PROBLEM DESCRIPTION
Wherever a line below holds the word "alcohólicas", copy that line.

Entries with figure data
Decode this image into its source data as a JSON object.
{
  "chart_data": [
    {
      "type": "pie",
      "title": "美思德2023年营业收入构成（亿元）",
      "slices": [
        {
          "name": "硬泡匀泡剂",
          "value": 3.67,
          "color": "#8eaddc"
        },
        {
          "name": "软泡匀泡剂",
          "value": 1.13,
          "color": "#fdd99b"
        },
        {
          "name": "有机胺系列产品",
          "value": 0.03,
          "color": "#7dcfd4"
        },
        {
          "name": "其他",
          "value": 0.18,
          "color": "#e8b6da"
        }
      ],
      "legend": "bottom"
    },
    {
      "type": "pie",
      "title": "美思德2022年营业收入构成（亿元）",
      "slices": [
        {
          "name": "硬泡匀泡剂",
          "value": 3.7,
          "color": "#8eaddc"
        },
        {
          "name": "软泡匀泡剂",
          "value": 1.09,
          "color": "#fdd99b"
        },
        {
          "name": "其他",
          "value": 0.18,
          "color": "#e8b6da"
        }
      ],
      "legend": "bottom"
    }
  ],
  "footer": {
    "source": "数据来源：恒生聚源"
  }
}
--
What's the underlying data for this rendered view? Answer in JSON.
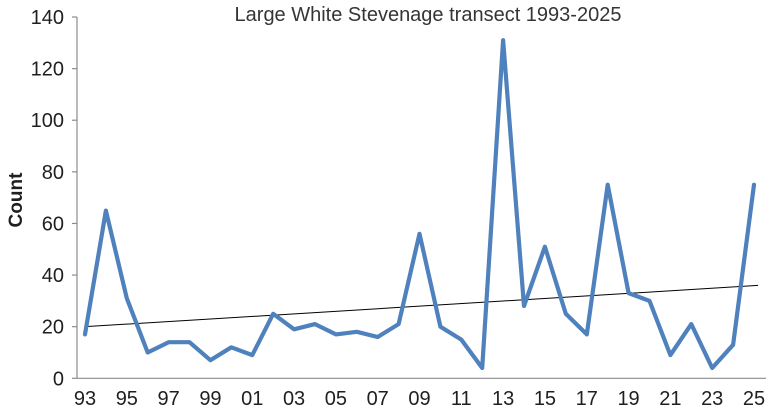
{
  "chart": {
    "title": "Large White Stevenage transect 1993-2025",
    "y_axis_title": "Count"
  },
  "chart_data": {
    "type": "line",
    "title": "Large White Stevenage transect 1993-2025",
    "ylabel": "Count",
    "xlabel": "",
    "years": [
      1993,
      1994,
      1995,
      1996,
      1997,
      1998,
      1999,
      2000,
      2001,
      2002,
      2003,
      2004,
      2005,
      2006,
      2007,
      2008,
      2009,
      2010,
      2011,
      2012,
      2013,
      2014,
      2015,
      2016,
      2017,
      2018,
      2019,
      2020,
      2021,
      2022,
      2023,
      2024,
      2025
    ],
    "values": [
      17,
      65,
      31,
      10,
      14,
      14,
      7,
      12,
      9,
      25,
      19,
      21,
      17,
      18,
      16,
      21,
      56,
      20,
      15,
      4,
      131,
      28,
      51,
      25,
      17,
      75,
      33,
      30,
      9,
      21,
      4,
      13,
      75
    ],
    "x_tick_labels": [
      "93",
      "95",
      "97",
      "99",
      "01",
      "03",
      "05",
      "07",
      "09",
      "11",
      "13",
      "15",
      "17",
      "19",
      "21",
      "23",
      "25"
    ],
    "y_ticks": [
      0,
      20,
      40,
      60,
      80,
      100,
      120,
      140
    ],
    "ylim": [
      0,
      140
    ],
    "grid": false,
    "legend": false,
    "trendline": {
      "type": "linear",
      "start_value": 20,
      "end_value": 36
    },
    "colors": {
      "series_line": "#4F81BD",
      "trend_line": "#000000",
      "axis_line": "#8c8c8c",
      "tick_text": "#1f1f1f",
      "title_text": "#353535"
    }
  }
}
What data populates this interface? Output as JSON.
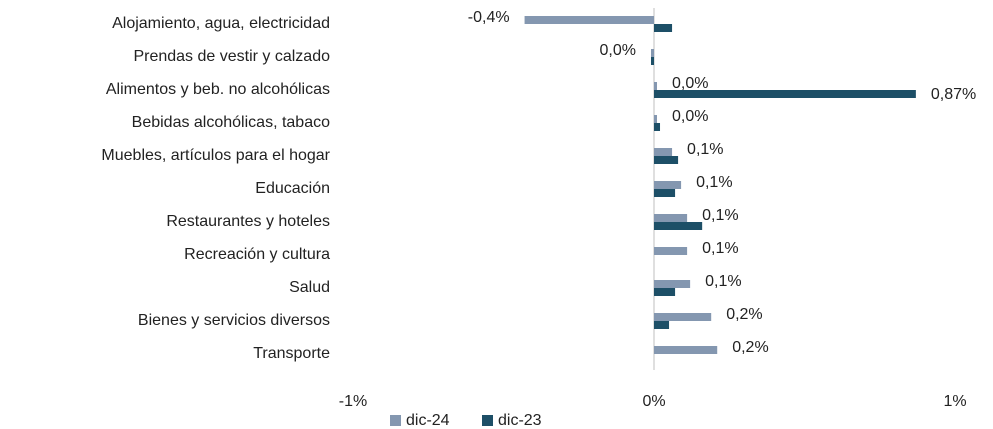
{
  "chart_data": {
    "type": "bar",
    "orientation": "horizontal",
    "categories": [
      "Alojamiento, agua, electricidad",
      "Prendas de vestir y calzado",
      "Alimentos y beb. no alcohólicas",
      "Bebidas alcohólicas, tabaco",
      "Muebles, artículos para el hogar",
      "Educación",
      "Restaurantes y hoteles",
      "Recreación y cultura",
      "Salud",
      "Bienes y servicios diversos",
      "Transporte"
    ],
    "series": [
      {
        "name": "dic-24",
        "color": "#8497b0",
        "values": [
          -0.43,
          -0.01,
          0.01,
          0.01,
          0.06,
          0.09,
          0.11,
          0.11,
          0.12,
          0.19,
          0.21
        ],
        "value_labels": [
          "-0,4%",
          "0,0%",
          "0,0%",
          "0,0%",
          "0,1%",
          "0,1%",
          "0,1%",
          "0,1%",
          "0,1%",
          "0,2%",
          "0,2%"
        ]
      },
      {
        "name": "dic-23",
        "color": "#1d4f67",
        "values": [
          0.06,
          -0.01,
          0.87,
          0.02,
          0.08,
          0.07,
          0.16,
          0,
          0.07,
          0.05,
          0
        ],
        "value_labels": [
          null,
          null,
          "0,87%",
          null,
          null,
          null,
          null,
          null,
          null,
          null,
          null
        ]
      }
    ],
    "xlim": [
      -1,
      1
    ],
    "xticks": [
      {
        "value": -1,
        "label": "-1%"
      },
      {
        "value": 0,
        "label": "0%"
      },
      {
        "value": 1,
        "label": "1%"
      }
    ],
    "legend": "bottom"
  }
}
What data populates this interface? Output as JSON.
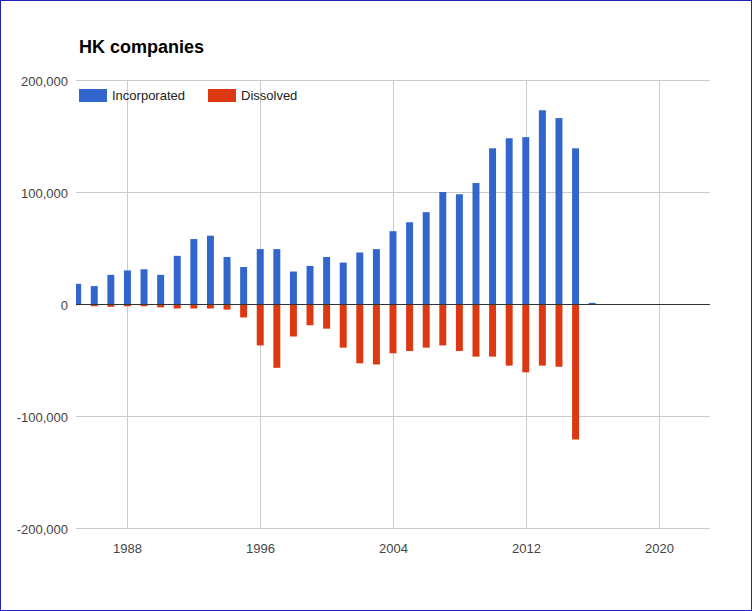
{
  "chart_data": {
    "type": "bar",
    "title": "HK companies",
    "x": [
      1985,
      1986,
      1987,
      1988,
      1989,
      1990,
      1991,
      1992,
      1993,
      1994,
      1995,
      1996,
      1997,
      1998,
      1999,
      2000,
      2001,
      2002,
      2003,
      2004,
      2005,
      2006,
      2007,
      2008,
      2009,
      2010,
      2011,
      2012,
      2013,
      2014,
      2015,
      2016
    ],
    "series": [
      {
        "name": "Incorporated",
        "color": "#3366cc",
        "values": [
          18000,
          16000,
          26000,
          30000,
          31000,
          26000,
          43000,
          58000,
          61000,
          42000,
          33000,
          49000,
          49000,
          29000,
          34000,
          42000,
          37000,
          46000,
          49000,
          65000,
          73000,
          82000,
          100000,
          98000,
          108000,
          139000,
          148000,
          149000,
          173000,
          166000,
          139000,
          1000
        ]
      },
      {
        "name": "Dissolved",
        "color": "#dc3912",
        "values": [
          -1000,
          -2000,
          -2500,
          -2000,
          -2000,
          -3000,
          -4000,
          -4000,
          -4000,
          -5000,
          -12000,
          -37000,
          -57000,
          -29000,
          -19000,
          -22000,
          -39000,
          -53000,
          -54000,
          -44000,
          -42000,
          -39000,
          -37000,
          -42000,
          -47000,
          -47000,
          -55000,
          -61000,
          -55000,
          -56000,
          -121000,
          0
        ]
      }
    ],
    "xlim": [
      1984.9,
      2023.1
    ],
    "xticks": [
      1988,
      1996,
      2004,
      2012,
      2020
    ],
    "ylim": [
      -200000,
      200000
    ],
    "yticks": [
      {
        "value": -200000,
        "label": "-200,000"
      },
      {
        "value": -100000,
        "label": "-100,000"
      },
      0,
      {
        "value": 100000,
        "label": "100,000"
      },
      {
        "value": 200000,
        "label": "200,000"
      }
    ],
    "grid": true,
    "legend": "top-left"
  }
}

OUTPUT FOR THIS EXERCISE
      "Alimentos y beb. no alcohólicas",
      "Bebidas alcohólicas, tabaco",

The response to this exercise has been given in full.